**PROBLEM STATEMENT:** Return each line of the records holding the string "text".

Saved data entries

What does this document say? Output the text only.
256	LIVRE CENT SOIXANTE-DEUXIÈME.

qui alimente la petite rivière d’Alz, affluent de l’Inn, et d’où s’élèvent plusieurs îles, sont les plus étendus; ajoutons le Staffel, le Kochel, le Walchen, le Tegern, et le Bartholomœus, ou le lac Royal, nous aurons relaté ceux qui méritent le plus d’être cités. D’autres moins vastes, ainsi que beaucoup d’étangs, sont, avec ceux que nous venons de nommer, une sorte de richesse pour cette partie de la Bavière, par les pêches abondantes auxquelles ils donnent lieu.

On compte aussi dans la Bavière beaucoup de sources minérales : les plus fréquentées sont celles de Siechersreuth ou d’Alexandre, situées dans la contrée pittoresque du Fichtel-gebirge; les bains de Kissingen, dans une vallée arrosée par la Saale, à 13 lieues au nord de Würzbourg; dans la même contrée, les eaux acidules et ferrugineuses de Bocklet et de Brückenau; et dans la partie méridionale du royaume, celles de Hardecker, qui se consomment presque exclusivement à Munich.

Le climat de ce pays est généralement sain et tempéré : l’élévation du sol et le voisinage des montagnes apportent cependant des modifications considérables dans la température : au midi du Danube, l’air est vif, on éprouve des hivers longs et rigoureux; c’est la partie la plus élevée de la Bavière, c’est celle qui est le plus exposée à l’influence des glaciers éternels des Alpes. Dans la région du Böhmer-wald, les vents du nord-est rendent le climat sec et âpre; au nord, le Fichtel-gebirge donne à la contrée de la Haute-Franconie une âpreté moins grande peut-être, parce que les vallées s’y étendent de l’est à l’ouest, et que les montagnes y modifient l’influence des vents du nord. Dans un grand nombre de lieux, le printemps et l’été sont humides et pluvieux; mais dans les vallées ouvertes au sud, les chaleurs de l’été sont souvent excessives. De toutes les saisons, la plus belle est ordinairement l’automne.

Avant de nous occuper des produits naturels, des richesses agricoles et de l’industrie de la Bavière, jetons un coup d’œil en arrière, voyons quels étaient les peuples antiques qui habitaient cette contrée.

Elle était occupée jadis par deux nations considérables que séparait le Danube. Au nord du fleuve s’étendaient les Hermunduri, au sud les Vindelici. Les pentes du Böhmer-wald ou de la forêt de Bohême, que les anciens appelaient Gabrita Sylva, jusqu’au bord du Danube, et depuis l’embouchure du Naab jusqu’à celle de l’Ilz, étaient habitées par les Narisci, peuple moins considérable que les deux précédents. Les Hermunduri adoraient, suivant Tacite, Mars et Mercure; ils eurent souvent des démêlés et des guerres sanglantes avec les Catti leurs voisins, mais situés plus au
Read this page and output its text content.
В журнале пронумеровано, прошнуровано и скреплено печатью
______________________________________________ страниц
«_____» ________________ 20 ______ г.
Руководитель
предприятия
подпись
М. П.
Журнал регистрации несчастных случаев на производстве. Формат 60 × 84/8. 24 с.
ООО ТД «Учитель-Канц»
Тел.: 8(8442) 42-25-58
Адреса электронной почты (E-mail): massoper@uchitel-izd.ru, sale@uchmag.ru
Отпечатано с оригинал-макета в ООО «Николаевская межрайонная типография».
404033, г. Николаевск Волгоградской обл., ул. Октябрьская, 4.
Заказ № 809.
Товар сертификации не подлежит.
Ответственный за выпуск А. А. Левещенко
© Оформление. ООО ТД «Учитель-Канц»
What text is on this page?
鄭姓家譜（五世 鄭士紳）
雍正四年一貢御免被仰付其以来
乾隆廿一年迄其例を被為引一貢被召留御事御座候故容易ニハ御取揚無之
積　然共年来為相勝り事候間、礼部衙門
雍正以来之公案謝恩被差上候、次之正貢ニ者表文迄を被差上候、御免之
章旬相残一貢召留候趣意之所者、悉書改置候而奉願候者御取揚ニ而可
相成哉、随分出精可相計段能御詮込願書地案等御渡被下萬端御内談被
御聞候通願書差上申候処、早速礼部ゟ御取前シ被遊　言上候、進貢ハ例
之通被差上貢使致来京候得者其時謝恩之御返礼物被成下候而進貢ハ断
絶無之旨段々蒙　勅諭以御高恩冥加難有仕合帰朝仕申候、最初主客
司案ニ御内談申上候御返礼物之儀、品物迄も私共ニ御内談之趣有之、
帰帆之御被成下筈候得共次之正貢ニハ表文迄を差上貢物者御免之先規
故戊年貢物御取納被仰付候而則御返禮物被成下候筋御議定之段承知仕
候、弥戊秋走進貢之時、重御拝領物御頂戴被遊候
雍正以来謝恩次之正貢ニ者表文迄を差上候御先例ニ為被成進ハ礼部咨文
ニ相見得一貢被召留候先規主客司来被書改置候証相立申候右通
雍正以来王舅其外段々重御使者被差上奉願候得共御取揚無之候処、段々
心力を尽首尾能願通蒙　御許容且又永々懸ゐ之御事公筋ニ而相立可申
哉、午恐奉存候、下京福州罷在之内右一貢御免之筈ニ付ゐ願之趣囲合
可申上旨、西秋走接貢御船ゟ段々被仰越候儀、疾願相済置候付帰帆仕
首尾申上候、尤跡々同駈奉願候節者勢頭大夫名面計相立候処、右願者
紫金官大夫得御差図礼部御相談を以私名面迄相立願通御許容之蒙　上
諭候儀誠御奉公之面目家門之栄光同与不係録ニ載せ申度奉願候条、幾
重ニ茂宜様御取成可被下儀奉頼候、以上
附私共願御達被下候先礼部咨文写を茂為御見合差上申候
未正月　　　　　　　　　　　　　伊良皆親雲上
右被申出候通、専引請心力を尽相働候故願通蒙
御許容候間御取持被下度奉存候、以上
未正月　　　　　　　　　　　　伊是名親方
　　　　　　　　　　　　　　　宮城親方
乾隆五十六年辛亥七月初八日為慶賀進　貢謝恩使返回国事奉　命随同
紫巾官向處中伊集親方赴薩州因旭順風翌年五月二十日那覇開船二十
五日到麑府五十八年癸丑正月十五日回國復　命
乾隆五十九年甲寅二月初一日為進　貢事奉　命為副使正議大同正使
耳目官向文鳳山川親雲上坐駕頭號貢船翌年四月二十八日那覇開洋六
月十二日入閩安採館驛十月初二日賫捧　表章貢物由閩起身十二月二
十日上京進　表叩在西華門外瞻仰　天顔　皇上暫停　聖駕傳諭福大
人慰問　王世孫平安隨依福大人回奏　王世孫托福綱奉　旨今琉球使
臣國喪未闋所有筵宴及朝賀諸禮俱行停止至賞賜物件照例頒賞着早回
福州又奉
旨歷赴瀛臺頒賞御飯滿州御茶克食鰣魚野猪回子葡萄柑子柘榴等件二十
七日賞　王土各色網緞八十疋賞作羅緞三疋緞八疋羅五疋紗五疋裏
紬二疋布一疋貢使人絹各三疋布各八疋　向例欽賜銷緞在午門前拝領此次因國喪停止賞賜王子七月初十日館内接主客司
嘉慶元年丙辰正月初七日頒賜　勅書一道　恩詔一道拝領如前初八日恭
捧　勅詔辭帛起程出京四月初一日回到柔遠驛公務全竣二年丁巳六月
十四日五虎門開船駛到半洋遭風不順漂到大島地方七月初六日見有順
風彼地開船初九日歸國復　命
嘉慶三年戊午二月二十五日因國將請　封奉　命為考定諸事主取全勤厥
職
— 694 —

**EXERCISE RESPONSE:**
What does this document say? Output the text only.
Read this page and output its text content.
What text is on this page?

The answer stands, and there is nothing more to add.